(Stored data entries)
◇ ◇ ◇
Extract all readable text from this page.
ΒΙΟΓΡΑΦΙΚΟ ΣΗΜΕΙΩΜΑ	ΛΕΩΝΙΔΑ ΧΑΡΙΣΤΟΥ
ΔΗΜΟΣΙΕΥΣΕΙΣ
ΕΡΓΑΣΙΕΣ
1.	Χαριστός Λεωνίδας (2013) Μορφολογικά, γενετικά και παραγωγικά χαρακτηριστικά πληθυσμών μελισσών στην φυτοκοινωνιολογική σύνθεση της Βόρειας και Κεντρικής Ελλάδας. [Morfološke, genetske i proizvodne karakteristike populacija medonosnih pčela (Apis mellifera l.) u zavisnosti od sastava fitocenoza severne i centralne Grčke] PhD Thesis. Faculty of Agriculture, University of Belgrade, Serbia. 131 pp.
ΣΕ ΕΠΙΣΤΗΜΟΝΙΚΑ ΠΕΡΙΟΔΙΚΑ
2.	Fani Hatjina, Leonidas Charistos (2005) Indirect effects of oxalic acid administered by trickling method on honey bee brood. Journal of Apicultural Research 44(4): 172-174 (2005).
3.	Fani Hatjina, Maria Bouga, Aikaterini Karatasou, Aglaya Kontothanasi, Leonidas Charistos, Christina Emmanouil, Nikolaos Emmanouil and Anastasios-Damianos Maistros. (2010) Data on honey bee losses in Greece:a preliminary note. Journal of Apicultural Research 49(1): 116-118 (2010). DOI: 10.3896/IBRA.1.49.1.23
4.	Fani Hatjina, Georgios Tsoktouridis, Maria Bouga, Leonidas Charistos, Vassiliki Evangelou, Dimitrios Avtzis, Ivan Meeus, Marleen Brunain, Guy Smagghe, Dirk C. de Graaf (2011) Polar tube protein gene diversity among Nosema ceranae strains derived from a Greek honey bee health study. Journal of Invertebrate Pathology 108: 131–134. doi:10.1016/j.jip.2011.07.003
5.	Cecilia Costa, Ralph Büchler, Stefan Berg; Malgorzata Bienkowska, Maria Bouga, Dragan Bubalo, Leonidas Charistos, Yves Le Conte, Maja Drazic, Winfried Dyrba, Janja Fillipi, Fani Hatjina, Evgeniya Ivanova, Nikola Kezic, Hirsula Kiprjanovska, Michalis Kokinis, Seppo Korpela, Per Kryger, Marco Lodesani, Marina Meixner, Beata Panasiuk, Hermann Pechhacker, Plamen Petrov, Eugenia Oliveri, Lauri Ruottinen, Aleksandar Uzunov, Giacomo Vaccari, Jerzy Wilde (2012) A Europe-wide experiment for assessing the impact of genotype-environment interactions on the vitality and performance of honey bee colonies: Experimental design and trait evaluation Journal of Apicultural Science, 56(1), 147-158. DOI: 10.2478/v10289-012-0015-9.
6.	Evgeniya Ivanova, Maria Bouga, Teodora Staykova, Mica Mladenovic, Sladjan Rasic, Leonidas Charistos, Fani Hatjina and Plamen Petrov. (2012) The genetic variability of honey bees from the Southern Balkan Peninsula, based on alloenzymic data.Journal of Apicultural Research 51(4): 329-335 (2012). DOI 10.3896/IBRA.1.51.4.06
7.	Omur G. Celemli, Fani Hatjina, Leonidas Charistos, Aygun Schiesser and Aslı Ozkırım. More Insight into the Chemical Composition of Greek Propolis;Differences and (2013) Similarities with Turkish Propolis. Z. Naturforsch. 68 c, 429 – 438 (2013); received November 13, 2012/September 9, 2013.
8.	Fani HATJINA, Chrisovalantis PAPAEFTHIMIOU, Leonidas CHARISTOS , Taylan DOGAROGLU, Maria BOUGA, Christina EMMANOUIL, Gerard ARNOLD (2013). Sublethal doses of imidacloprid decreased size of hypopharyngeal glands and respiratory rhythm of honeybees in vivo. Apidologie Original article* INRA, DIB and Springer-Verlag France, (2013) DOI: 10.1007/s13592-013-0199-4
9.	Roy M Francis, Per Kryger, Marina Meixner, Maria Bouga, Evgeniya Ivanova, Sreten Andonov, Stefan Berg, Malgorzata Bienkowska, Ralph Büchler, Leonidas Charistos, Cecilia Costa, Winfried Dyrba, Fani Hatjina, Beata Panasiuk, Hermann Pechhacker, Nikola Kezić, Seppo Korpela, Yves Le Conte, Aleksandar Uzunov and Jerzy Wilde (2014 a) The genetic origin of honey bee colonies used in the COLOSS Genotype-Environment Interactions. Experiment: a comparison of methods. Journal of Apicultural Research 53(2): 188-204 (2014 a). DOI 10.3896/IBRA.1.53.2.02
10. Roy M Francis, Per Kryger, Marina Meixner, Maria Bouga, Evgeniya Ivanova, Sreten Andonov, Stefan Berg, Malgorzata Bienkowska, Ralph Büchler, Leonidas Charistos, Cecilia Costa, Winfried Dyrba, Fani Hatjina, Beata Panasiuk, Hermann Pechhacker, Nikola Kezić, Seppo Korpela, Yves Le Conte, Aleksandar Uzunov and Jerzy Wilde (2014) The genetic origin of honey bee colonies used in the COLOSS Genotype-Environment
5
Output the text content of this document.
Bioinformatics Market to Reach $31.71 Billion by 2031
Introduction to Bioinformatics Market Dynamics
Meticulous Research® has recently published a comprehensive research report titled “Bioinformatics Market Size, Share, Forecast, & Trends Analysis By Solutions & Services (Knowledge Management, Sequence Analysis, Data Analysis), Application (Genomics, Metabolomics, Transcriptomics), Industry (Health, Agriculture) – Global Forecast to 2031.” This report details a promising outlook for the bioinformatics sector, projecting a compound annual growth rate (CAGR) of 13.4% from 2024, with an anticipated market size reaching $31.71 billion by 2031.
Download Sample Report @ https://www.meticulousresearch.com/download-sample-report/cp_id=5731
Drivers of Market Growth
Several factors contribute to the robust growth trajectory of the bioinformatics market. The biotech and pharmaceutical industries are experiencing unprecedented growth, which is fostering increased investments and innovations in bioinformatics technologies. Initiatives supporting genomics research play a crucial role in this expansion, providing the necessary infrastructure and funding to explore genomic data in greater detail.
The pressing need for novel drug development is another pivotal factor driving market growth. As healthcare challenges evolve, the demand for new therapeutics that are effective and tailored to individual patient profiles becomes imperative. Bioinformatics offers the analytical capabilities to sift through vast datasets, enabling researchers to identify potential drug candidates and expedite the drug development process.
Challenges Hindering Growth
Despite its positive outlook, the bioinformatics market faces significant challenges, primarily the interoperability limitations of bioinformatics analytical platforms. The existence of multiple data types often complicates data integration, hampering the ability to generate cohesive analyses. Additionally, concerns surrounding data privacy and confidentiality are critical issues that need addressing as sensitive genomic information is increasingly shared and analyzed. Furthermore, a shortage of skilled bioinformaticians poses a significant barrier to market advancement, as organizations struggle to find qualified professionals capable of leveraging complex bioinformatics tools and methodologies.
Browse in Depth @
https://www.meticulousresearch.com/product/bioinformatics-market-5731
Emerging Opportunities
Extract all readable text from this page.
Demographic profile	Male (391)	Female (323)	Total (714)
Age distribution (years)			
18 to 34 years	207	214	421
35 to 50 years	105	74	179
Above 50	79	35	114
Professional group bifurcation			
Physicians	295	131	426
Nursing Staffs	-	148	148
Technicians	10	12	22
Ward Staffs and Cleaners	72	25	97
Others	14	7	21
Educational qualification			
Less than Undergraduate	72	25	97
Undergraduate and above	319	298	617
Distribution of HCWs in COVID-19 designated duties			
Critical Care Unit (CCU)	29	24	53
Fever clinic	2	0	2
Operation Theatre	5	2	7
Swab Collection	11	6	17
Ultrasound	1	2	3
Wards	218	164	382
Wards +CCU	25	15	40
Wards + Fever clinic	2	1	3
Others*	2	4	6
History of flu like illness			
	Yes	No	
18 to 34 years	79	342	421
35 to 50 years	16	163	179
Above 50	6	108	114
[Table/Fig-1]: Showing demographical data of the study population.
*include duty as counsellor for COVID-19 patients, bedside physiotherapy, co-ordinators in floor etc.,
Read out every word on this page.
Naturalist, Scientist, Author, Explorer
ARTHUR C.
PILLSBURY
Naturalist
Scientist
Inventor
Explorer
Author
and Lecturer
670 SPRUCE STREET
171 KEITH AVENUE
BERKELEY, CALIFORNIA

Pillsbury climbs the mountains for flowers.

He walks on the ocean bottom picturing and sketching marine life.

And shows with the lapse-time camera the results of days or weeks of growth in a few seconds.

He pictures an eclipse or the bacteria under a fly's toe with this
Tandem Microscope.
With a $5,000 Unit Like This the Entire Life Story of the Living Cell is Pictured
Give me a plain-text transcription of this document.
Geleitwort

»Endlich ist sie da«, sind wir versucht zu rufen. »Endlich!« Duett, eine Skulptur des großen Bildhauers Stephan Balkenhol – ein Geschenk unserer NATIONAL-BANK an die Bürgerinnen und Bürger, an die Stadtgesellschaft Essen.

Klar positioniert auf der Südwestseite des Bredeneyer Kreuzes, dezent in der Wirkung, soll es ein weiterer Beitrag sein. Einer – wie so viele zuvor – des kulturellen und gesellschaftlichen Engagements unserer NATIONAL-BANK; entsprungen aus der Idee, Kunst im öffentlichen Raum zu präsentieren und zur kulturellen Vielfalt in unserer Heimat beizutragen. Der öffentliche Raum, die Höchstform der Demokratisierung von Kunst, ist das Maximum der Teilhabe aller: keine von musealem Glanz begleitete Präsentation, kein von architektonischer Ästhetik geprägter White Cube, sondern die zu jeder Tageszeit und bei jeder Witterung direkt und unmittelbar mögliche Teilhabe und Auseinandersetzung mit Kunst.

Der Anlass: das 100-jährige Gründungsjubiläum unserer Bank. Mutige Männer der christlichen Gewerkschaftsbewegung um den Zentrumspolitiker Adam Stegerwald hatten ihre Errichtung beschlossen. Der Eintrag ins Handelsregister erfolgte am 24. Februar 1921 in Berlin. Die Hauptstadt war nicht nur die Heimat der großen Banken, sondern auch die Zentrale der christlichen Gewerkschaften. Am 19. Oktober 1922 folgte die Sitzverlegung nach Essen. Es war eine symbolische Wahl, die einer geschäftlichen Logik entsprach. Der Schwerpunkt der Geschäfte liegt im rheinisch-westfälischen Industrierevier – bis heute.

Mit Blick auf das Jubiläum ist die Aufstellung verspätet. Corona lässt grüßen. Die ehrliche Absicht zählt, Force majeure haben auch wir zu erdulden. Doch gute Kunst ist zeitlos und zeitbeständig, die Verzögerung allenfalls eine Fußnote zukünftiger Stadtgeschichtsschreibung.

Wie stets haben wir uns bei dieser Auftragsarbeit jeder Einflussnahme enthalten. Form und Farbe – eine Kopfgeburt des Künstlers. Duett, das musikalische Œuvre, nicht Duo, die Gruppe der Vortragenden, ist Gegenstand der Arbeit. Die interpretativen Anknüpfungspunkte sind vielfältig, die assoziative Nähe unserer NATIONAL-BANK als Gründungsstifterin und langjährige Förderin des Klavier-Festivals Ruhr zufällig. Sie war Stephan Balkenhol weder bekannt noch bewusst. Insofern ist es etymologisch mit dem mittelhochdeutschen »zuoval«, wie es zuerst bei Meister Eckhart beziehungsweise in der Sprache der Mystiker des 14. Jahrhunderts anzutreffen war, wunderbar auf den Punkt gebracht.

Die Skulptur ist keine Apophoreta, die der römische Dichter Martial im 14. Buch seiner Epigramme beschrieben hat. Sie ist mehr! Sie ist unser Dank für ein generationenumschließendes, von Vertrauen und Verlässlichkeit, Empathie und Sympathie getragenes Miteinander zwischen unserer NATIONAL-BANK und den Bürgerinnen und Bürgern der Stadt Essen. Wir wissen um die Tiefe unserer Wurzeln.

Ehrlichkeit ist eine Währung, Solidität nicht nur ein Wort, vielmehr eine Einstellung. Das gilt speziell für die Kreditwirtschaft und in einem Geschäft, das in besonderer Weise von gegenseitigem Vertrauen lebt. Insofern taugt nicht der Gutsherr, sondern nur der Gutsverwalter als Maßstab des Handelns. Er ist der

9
◇ ◇ ◇
- _Problem requirements_
Which lines in the data above hold the string "document"? Return each of them.

- _Task output_
Output the text content of this document.
Give me a plain-text transcription of this document.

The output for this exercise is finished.